(EXERCISE OBJECTIVE) Write out every entry exactly as it appears.

(GIVEN RECORDS)
——
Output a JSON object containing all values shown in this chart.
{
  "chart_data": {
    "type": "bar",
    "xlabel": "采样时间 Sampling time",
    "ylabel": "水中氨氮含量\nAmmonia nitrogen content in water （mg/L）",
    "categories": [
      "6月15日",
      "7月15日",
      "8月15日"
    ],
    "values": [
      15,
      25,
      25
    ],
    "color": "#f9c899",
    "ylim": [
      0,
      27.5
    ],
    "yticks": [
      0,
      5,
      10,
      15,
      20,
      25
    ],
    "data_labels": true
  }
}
——
(SOLUTION)
Output a JSON object containing all values shown in this chart.
{
  "chart_data": {
    "type": "bar",
    "xlabel": "采样时间 Sampling time",
    "ylabel": "水中氨氮含量\nAmmonia nitrogen content in water （mg/L）",
    "categories": [
      "6月15日",
      "7月15日",
      "8月15日"
    ],
    "values": [
      15,
      25,
      25
    ],
    "color": "#f9c899",
    "ylim": [
      0,
      27.5
    ],
    "yticks": [
      0,
      5,
      10,
      15,
      20,
      25
    ],
    "data_labels": true
  }
}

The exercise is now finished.